### Records for processing
▽

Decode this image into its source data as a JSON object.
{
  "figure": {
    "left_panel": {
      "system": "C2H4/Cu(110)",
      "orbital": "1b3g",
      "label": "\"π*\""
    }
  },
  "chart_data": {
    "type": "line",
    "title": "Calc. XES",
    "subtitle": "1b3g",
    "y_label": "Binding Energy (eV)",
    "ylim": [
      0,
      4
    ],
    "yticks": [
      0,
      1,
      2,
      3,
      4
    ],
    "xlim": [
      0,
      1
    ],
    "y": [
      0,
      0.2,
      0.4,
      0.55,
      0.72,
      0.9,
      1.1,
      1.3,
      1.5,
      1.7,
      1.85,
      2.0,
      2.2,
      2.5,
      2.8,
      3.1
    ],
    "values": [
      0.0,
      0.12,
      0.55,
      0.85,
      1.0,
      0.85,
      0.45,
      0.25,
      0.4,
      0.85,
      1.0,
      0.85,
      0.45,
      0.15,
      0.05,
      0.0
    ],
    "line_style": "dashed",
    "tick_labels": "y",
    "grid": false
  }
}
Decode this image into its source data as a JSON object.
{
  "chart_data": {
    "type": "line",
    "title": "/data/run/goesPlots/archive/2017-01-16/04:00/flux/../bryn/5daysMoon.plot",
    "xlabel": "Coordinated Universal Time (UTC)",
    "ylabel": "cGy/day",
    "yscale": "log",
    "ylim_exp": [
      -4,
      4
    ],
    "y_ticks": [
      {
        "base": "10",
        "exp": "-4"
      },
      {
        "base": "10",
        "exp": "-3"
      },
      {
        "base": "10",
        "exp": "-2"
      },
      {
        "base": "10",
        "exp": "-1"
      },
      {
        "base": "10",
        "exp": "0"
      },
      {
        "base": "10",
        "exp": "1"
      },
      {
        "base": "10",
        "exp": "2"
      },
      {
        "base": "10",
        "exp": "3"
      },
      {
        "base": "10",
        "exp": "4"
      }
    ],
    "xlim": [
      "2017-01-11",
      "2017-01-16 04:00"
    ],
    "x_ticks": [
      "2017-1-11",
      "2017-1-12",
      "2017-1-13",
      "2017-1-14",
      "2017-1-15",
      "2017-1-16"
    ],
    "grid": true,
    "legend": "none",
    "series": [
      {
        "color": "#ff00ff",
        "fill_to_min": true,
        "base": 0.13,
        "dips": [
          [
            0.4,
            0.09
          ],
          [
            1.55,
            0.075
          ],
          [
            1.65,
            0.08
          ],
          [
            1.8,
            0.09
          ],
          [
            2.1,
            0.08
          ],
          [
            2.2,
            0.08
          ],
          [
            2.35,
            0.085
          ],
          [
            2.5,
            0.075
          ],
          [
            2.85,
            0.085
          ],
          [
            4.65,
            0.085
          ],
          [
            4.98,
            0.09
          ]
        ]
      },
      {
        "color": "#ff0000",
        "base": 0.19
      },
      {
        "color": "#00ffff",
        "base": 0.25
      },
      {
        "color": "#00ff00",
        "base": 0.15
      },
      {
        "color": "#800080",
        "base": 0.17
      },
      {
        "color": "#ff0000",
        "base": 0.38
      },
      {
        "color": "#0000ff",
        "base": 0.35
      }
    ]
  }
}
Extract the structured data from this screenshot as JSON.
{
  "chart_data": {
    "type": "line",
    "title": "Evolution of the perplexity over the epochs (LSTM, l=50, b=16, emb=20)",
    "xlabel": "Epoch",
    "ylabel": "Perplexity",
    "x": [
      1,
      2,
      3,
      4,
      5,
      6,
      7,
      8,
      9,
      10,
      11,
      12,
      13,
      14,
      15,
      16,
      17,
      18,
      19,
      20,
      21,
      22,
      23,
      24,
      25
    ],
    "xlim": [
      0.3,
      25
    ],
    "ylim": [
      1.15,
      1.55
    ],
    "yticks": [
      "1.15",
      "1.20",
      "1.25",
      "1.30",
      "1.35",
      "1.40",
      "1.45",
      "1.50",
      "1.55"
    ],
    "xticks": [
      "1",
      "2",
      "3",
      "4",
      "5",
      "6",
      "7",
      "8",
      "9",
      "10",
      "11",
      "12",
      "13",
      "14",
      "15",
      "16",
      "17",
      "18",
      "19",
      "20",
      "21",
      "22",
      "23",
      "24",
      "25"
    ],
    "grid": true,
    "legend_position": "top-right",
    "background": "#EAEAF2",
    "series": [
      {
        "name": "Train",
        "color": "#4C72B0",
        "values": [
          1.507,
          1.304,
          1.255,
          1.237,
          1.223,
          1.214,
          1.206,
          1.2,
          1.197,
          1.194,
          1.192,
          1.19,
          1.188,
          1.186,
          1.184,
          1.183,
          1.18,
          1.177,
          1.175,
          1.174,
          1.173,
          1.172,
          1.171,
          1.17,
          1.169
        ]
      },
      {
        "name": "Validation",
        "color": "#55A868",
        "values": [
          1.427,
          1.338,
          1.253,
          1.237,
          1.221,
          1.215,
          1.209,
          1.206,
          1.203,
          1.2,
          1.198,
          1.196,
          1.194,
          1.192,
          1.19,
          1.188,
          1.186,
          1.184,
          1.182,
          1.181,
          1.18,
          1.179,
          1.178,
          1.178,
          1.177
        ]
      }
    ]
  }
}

△

### Task requirements
Produce an exact copy of every entry above.

### The completed task
Decode this image into its source data as a JSON object.
{
  "figure": {
    "left_panel": {
      "system": "C2H4/Cu(110)",
      "orbital": "1b3g",
      "label": "\"π*\""
    }
  },
  "chart_data": {
    "type": "line",
    "title": "Calc. XES",
    "subtitle": "1b3g",
    "y_label": "Binding Energy (eV)",
    "ylim": [
      0,
      4
    ],
    "yticks": [
      0,
      1,
      2,
      3,
      4
    ],
    "xlim": [
      0,
      1
    ],
    "y": [
      0,
      0.2,
      0.4,
      0.55,
      0.72,
      0.9,
      1.1,
      1.3,
      1.5,
      1.7,
      1.85,
      2.0,
      2.2,
      2.5,
      2.8,
      3.1
    ],
    "values": [
      0.0,
      0.12,
      0.55,
      0.85,
      1.0,
      0.85,
      0.45,
      0.25,
      0.4,
      0.85,
      1.0,
      0.85,
      0.45,
      0.15,
      0.05,
      0.0
    ],
    "line_style": "dashed",
    "tick_labels": "y",
    "grid": false
  }
}
Decode this image into its source data as a JSON object.
{
  "chart_data": {
    "type": "line",
    "title": "/data/run/goesPlots/archive/2017-01-16/04:00/flux/../bryn/5daysMoon.plot",
    "xlabel": "Coordinated Universal Time (UTC)",
    "ylabel": "cGy/day",
    "yscale": "log",
    "ylim_exp": [
      -4,
      4
    ],
    "y_ticks": [
      {
        "base": "10",
        "exp": "-4"
      },
      {
        "base": "10",
        "exp": "-3"
      },
      {
        "base": "10",
        "exp": "-2"
      },
      {
        "base": "10",
        "exp": "-1"
      },
      {
        "base": "10",
        "exp": "0"
      },
      {
        "base": "10",
        "exp": "1"
      },
      {
        "base": "10",
        "exp": "2"
      },
      {
        "base": "10",
        "exp": "3"
      },
      {
        "base": "10",
        "exp": "4"
      }
    ],
    "xlim": [
      "2017-01-11",
      "2017-01-16 04:00"
    ],
    "x_ticks": [
      "2017-1-11",
      "2017-1-12",
      "2017-1-13",
      "2017-1-14",
      "2017-1-15",
      "2017-1-16"
    ],
    "grid": true,
    "legend": "none",
    "series": [
      {
        "color": "#ff00ff",
        "fill_to_min": true,
        "base": 0.13,
        "dips": [
          [
            0.4,
            0.09
          ],
          [
            1.55,
            0.075
          ],
          [
            1.65,
            0.08
          ],
          [
            1.8,
            0.09
          ],
          [
            2.1,
            0.08
          ],
          [
            2.2,
            0.08
          ],
          [
            2.35,
            0.085
          ],
          [
            2.5,
            0.075
          ],
          [
            2.85,
            0.085
          ],
          [
            4.65,
            0.085
          ],
          [
            4.98,
            0.09
          ]
        ]
      },
      {
        "color": "#ff0000",
        "base": 0.19
      },
      {
        "color": "#00ffff",
        "base": 0.25
      },
      {
        "color": "#00ff00",
        "base": 0.15
      },
      {
        "color": "#800080",
        "base": 0.17
      },
      {
        "color": "#ff0000",
        "base": 0.38
      },
      {
        "color": "#0000ff",
        "base": 0.35
      }
    ]
  }
}
Extract the structured data from this screenshot as JSON.
{
  "chart_data": {
    "type": "line",
    "title": "Evolution of the perplexity over the epochs (LSTM, l=50, b=16, emb=20)",
    "xlabel": "Epoch",
    "ylabel": "Perplexity",
    "x": [
      1,
      2,
      3,
      4,
      5,
      6,
      7,
      8,
      9,
      10,
      11,
      12,
      13,
      14,
      15,
      16,
      17,
      18,
      19,
      20,
      21,
      22,
      23,
      24,
      25
    ],
    "xlim": [
      0.3,
      25
    ],
    "ylim": [
      1.15,
      1.55
    ],
    "yticks": [
      "1.15",
      "1.20",
      "1.25",
      "1.30",
      "1.35",
      "1.40",
      "1.45",
      "1.50",
      "1.55"
    ],
    "xticks": [
      "1",
      "2",
      "3",
      "4",
      "5",
      "6",
      "7",
      "8",
      "9",
      "10",
      "11",
      "12",
      "13",
      "14",
      "15",
      "16",
      "17",
      "18",
      "19",
      "20",
      "21",
      "22",
      "23",
      "24",
      "25"
    ],
    "grid": true,
    "legend_position": "top-right",
    "background": "#EAEAF2",
    "series": [
      {
        "name": "Train",
        "color": "#4C72B0",
        "values": [
          1.507,
          1.304,
          1.255,
          1.237,
          1.223,
          1.214,
          1.206,
          1.2,
          1.197,
          1.194,
          1.192,
          1.19,
          1.188,
          1.186,
          1.184,
          1.183,
          1.18,
          1.177,
          1.175,
          1.174,
          1.173,
          1.172,
          1.171,
          1.17,
          1.169
        ]
      },
      {
        "name": "Validation",
        "color": "#55A868",
        "values": [
          1.427,
          1.338,
          1.253,
          1.237,
          1.221,
          1.215,
          1.209,
          1.206,
          1.203,
          1.2,
          1.198,
          1.196,
          1.194,
          1.192,
          1.19,
          1.188,
          1.186,
          1.184,
          1.182,
          1.181,
          1.18,
          1.179,
          1.178,
          1.178,
          1.177
        ]
      }
    ]
  }
}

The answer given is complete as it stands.